#### WHAT IS NEEDED
Make an exact copy of the lines below.

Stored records
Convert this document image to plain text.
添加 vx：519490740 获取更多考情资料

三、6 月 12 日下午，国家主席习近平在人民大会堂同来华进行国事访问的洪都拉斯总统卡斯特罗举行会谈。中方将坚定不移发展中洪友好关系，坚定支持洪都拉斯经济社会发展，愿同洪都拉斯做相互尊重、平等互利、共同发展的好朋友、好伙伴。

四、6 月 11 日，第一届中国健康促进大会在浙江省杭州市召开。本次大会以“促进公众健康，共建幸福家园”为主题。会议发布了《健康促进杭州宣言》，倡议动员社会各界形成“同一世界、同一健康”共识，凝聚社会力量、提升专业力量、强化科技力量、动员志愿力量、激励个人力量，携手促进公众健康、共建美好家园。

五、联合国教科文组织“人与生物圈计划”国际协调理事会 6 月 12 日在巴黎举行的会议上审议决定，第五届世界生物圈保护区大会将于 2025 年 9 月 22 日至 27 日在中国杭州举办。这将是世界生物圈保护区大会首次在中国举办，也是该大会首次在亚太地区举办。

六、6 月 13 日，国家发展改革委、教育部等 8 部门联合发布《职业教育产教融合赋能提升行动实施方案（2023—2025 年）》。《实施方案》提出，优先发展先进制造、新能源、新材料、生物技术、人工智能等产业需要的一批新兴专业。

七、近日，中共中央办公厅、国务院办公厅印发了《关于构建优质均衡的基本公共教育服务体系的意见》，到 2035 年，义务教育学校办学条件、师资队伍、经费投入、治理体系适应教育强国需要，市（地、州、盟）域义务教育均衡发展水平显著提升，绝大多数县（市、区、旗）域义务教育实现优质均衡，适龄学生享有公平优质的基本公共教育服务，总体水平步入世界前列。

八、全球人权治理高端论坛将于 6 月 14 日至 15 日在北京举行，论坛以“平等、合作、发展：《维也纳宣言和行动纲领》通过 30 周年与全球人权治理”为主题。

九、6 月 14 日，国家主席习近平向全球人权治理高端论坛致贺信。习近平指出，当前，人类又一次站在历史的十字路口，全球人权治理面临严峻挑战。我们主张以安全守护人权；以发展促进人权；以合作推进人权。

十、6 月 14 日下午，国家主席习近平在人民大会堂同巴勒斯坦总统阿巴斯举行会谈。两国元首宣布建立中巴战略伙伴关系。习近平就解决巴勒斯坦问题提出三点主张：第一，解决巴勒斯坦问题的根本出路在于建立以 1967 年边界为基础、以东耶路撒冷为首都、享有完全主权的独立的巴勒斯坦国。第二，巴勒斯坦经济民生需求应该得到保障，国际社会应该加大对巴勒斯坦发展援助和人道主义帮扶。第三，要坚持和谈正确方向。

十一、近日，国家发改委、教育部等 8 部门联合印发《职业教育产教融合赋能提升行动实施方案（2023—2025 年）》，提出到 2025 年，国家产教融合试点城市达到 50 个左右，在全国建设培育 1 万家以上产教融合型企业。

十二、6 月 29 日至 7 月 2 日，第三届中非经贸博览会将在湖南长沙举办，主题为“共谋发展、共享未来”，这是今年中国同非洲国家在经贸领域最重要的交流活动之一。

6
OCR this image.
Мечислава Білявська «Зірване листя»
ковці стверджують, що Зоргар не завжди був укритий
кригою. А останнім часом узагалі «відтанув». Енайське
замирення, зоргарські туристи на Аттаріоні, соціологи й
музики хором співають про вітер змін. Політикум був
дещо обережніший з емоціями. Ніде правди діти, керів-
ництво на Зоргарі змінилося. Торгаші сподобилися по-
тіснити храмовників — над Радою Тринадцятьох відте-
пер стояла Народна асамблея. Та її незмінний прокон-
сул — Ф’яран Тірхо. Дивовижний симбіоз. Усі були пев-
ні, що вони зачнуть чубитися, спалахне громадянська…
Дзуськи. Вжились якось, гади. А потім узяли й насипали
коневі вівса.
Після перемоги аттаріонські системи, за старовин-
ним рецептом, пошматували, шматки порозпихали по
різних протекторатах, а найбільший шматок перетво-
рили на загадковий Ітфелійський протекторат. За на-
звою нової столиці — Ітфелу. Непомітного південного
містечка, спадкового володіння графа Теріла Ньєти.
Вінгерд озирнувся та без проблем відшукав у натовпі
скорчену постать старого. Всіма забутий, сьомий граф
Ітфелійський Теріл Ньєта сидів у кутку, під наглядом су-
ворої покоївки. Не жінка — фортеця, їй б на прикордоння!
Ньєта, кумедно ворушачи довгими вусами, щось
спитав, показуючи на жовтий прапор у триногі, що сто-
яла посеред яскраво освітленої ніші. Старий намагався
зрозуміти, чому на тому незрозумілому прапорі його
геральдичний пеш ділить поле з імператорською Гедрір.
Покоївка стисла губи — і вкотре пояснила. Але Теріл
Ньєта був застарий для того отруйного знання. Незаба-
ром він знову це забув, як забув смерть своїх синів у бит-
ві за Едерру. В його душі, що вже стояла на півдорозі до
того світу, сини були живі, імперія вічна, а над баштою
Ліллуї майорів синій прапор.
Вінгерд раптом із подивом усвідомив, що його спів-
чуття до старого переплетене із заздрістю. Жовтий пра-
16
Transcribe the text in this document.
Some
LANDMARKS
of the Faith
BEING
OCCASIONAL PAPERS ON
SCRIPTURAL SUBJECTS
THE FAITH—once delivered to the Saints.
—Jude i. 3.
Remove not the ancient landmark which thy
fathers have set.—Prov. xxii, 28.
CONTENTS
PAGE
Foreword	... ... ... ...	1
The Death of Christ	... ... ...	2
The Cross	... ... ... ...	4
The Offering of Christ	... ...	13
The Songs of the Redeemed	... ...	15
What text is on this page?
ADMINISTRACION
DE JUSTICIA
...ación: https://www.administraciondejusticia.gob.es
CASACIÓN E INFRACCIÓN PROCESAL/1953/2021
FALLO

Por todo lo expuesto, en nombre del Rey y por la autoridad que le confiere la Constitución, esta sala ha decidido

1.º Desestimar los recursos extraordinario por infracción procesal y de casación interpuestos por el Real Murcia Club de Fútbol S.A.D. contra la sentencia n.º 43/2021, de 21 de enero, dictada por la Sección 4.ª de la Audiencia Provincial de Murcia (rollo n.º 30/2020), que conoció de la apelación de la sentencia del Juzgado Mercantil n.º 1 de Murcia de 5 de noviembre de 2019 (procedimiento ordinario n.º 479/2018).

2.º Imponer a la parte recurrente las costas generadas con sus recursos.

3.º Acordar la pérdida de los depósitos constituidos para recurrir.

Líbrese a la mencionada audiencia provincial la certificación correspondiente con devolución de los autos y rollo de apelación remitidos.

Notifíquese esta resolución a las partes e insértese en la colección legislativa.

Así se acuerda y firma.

#### CORRECT OUTPUT
Convert this document image to plain text.
添加 vx：519490740 获取更多考情资料

三、6 月 12 日下午，国家主席习近平在人民大会堂同来华进行国事访问的洪都拉斯总统卡斯特罗举行会谈。中方将坚定不移发展中洪友好关系，坚定支持洪都拉斯经济社会发展，愿同洪都拉斯做相互尊重、平等互利、共同发展的好朋友、好伙伴。

四、6 月 11 日，第一届中国健康促进大会在浙江省杭州市召开。本次大会以“促进公众健康，共建幸福家园”为主题。会议发布了《健康促进杭州宣言》，倡议动员社会各界形成“同一世界、同一健康”共识，凝聚社会力量、提升专业力量、强化科技力量、动员志愿力量、激励个人力量，携手促进公众健康、共建美好家园。

五、联合国教科文组织“人与生物圈计划”国际协调理事会 6 月 12 日在巴黎举行的会议上审议决定，第五届世界生物圈保护区大会将于 2025 年 9 月 22 日至 27 日在中国杭州举办。这将是世界生物圈保护区大会首次在中国举办，也是该大会首次在亚太地区举办。

六、6 月 13 日，国家发展改革委、教育部等 8 部门联合发布《职业教育产教融合赋能提升行动实施方案（2023—2025 年）》。《实施方案》提出，优先发展先进制造、新能源、新材料、生物技术、人工智能等产业需要的一批新兴专业。

七、近日，中共中央办公厅、国务院办公厅印发了《关于构建优质均衡的基本公共教育服务体系的意见》，到 2035 年，义务教育学校办学条件、师资队伍、经费投入、治理体系适应教育强国需要，市（地、州、盟）域义务教育均衡发展水平显著提升，绝大多数县（市、区、旗）域义务教育实现优质均衡，适龄学生享有公平优质的基本公共教育服务，总体水平步入世界前列。

八、全球人权治理高端论坛将于 6 月 14 日至 15 日在北京举行，论坛以“平等、合作、发展：《维也纳宣言和行动纲领》通过 30 周年与全球人权治理”为主题。

九、6 月 14 日，国家主席习近平向全球人权治理高端论坛致贺信。习近平指出，当前，人类又一次站在历史的十字路口，全球人权治理面临严峻挑战。我们主张以安全守护人权；以发展促进人权；以合作推进人权。

十、6 月 14 日下午，国家主席习近平在人民大会堂同巴勒斯坦总统阿巴斯举行会谈。两国元首宣布建立中巴战略伙伴关系。习近平就解决巴勒斯坦问题提出三点主张：第一，解决巴勒斯坦问题的根本出路在于建立以 1967 年边界为基础、以东耶路撒冷为首都、享有完全主权的独立的巴勒斯坦国。第二，巴勒斯坦经济民生需求应该得到保障，国际社会应该加大对巴勒斯坦发展援助和人道主义帮扶。第三，要坚持和谈正确方向。

十一、近日，国家发改委、教育部等 8 部门联合印发《职业教育产教融合赋能提升行动实施方案（2023—2025 年）》，提出到 2025 年，国家产教融合试点城市达到 50 个左右，在全国建设培育 1 万家以上产教融合型企业。

十二、6 月 29 日至 7 月 2 日，第三届中非经贸博览会将在湖南长沙举办，主题为“共谋发展、共享未来”，这是今年中国同非洲国家在经贸领域最重要的交流活动之一。

6
OCR this image.
Мечислава Білявська «Зірване листя»
ковці стверджують, що Зоргар не завжди був укритий
кригою. А останнім часом узагалі «відтанув». Енайське
замирення, зоргарські туристи на Аттаріоні, соціологи й
музики хором співають про вітер змін. Політикум був
дещо обережніший з емоціями. Ніде правди діти, керів-
ництво на Зоргарі змінилося. Торгаші сподобилися по-
тіснити храмовників — над Радою Тринадцятьох відте-
пер стояла Народна асамблея. Та її незмінний прокон-
сул — Ф’яран Тірхо. Дивовижний симбіоз. Усі були пев-
ні, що вони зачнуть чубитися, спалахне громадянська…
Дзуськи. Вжились якось, гади. А потім узяли й насипали
коневі вівса.
Після перемоги аттаріонські системи, за старовин-
ним рецептом, пошматували, шматки порозпихали по
різних протекторатах, а найбільший шматок перетво-
рили на загадковий Ітфелійський протекторат. За на-
звою нової столиці — Ітфелу. Непомітного південного
містечка, спадкового володіння графа Теріла Ньєти.
Вінгерд озирнувся та без проблем відшукав у натовпі
скорчену постать старого. Всіма забутий, сьомий граф
Ітфелійський Теріл Ньєта сидів у кутку, під наглядом су-
ворої покоївки. Не жінка — фортеця, їй б на прикордоння!
Ньєта, кумедно ворушачи довгими вусами, щось
спитав, показуючи на жовтий прапор у триногі, що сто-
яла посеред яскраво освітленої ніші. Старий намагався
зрозуміти, чому на тому незрозумілому прапорі його
геральдичний пеш ділить поле з імператорською Гедрір.
Покоївка стисла губи — і вкотре пояснила. Але Теріл
Ньєта був застарий для того отруйного знання. Незаба-
ром він знову це забув, як забув смерть своїх синів у бит-
ві за Едерру. В його душі, що вже стояла на півдорозі до
того світу, сини були живі, імперія вічна, а над баштою
Ліллуї майорів синій прапор.
Вінгерд раптом із подивом усвідомив, що його спів-
чуття до старого переплетене із заздрістю. Жовтий пра-
16
Transcribe the text in this document.
Some
LANDMARKS
of the Faith
BEING
OCCASIONAL PAPERS ON
SCRIPTURAL SUBJECTS
THE FAITH—once delivered to the Saints.
—Jude i. 3.
Remove not the ancient landmark which thy
fathers have set.—Prov. xxii, 28.
CONTENTS
PAGE
Foreword	... ... ... ...	1
The Death of Christ	... ... ...	2
The Cross	... ... ... ...	4
The Offering of Christ	... ...	13
The Songs of the Redeemed	... ...	15
What text is on this page?
ADMINISTRACION
DE JUSTICIA
...ación: https://www.administraciondejusticia.gob.es
CASACIÓN E INFRACCIÓN PROCESAL/1953/2021
FALLO

Por todo lo expuesto, en nombre del Rey y por la autoridad que le confiere la Constitución, esta sala ha decidido

1.º Desestimar los recursos extraordinario por infracción procesal y de casación interpuestos por el Real Murcia Club de Fútbol S.A.D. contra la sentencia n.º 43/2021, de 21 de enero, dictada por la Sección 4.ª de la Audiencia Provincial de Murcia (rollo n.º 30/2020), que conoció de la apelación de la sentencia del Juzgado Mercantil n.º 1 de Murcia de 5 de noviembre de 2019 (procedimiento ordinario n.º 479/2018).

2.º Imponer a la parte recurrente las costas generadas con sus recursos.

3.º Acordar la pérdida de los depósitos constituidos para recurrir.

Líbrese a la mencionada audiencia provincial la certificación correspondiente con devolución de los autos y rollo de apelación remitidos.

Notifíquese esta resolución a las partes e insértese en la colección legislativa.

Así se acuerda y firma.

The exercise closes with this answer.